DESCRIPTION OF THE TASK: Send each entry back exactly as given, pictures excluded.

EXTRACTED MATERIAL:
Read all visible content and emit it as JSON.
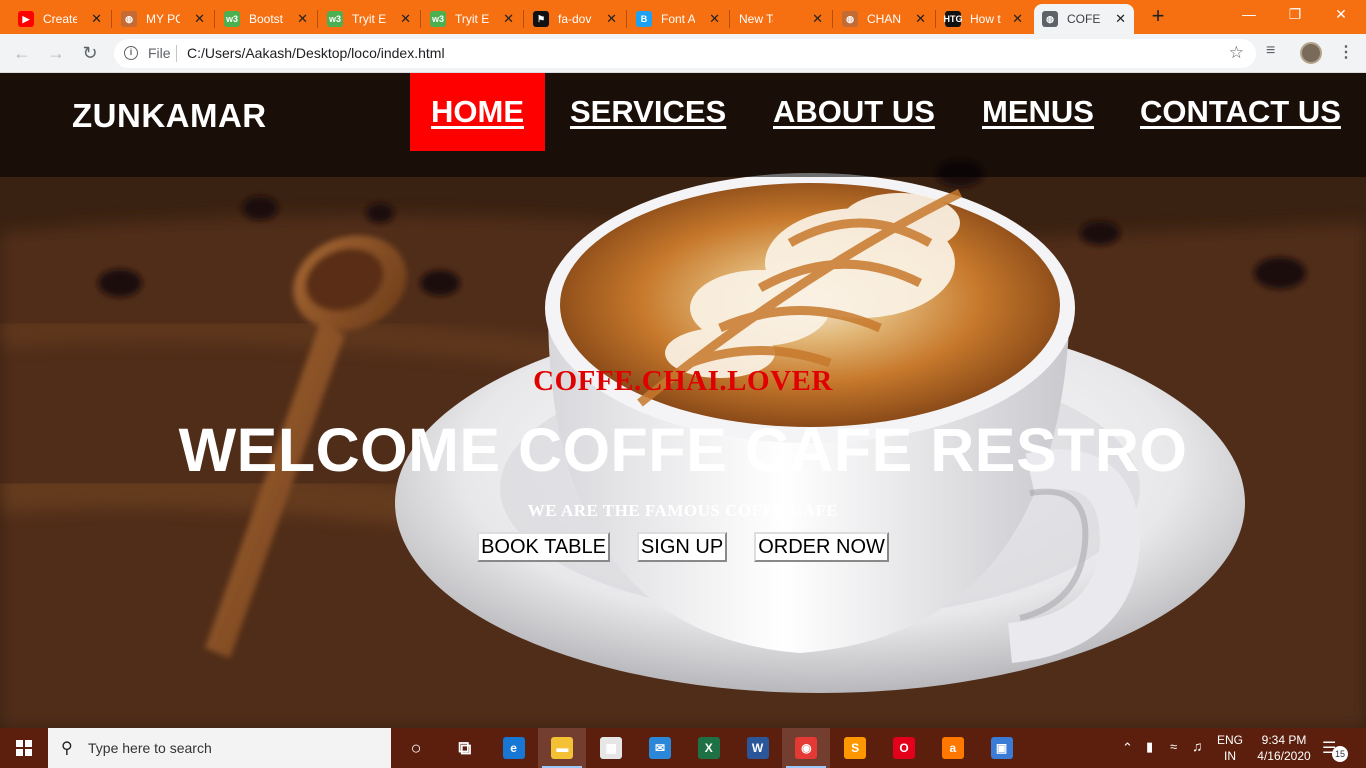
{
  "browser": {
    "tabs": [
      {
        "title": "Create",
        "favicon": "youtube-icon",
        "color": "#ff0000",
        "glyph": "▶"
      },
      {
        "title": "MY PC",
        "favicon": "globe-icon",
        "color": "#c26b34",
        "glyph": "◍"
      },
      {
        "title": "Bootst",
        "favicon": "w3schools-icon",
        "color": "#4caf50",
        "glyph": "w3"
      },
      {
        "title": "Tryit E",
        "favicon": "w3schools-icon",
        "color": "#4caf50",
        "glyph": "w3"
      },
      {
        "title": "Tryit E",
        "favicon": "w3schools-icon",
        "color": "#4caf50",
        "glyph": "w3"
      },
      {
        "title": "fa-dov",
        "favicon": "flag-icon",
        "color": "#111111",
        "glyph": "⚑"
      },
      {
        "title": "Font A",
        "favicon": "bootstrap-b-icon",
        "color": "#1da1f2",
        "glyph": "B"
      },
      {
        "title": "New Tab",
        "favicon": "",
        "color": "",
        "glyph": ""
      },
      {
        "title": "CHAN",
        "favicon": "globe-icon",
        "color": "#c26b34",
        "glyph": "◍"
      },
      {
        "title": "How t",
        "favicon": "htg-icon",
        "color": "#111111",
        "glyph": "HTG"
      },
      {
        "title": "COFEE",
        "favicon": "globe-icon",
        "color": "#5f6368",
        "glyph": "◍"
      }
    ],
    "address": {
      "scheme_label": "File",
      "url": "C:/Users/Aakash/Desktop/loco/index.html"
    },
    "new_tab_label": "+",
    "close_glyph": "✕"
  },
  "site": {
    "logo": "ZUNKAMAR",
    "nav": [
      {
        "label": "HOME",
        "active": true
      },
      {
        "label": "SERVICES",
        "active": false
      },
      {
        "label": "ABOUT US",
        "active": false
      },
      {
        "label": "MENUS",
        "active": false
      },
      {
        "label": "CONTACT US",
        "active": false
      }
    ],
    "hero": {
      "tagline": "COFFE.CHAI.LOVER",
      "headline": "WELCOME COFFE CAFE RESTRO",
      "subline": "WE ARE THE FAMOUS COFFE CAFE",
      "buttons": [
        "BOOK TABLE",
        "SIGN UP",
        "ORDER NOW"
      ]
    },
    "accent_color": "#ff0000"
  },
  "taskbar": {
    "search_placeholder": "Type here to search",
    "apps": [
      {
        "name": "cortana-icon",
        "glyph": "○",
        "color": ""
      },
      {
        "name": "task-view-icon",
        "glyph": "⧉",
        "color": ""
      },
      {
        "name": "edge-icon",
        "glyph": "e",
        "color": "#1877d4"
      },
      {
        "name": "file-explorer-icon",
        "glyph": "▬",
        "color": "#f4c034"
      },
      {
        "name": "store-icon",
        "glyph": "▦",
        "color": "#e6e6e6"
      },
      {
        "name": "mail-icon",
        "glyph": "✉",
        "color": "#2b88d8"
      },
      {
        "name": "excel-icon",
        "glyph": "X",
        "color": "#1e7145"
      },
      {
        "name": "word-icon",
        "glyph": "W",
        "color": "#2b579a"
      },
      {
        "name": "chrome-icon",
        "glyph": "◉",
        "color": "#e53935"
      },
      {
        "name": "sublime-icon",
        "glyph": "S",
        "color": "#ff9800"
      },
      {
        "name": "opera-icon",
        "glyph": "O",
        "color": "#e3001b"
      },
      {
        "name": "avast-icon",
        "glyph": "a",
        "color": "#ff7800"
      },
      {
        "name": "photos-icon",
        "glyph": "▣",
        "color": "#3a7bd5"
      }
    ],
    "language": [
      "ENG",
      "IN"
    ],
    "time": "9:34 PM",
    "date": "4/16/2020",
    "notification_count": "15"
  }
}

SOLVED PROBLEM:
Read all visible content and emit it as JSON.
{
  "browser": {
    "tabs": [
      {
        "title": "Create",
        "favicon": "youtube-icon",
        "color": "#ff0000",
        "glyph": "▶"
      },
      {
        "title": "MY PC",
        "favicon": "globe-icon",
        "color": "#c26b34",
        "glyph": "◍"
      },
      {
        "title": "Bootst",
        "favicon": "w3schools-icon",
        "color": "#4caf50",
        "glyph": "w3"
      },
      {
        "title": "Tryit E",
        "favicon": "w3schools-icon",
        "color": "#4caf50",
        "glyph": "w3"
      },
      {
        "title": "Tryit E",
        "favicon": "w3schools-icon",
        "color": "#4caf50",
        "glyph": "w3"
      },
      {
        "title": "fa-dov",
        "favicon": "flag-icon",
        "color": "#111111",
        "glyph": "⚑"
      },
      {
        "title": "Font A",
        "favicon": "bootstrap-b-icon",
        "color": "#1da1f2",
        "glyph": "B"
      },
      {
        "title": "New Tab",
        "favicon": "",
        "color": "",
        "glyph": ""
      },
      {
        "title": "CHAN",
        "favicon": "globe-icon",
        "color": "#c26b34",
        "glyph": "◍"
      },
      {
        "title": "How t",
        "favicon": "htg-icon",
        "color": "#111111",
        "glyph": "HTG"
      },
      {
        "title": "COFEE",
        "favicon": "globe-icon",
        "color": "#5f6368",
        "glyph": "◍"
      }
    ],
    "address": {
      "scheme_label": "File",
      "url": "C:/Users/Aakash/Desktop/loco/index.html"
    },
    "new_tab_label": "+",
    "close_glyph": "✕"
  },
  "site": {
    "logo": "ZUNKAMAR",
    "nav": [
      {
        "label": "HOME",
        "active": true
      },
      {
        "label": "SERVICES",
        "active": false
      },
      {
        "label": "ABOUT US",
        "active": false
      },
      {
        "label": "MENUS",
        "active": false
      },
      {
        "label": "CONTACT US",
        "active": false
      }
    ],
    "hero": {
      "tagline": "COFFE.CHAI.LOVER",
      "headline": "WELCOME COFFE CAFE RESTRO",
      "subline": "WE ARE THE FAMOUS COFFE CAFE",
      "buttons": [
        "BOOK TABLE",
        "SIGN UP",
        "ORDER NOW"
      ]
    },
    "accent_color": "#ff0000"
  },
  "taskbar": {
    "search_placeholder": "Type here to search",
    "apps": [
      {
        "name": "cortana-icon",
        "glyph": "○",
        "color": ""
      },
      {
        "name": "task-view-icon",
        "glyph": "⧉",
        "color": ""
      },
      {
        "name": "edge-icon",
        "glyph": "e",
        "color": "#1877d4"
      },
      {
        "name": "file-explorer-icon",
        "glyph": "▬",
        "color": "#f4c034"
      },
      {
        "name": "store-icon",
        "glyph": "▦",
        "color": "#e6e6e6"
      },
      {
        "name": "mail-icon",
        "glyph": "✉",
        "color": "#2b88d8"
      },
      {
        "name": "excel-icon",
        "glyph": "X",
        "color": "#1e7145"
      },
      {
        "name": "word-icon",
        "glyph": "W",
        "color": "#2b579a"
      },
      {
        "name": "chrome-icon",
        "glyph": "◉",
        "color": "#e53935"
      },
      {
        "name": "sublime-icon",
        "glyph": "S",
        "color": "#ff9800"
      },
      {
        "name": "opera-icon",
        "glyph": "O",
        "color": "#e3001b"
      },
      {
        "name": "avast-icon",
        "glyph": "a",
        "color": "#ff7800"
      },
      {
        "name": "photos-icon",
        "glyph": "▣",
        "color": "#3a7bd5"
      }
    ],
    "language": [
      "ENG",
      "IN"
    ],
    "time": "9:34 PM",
    "date": "4/16/2020",
    "notification_count": "15"
  }
}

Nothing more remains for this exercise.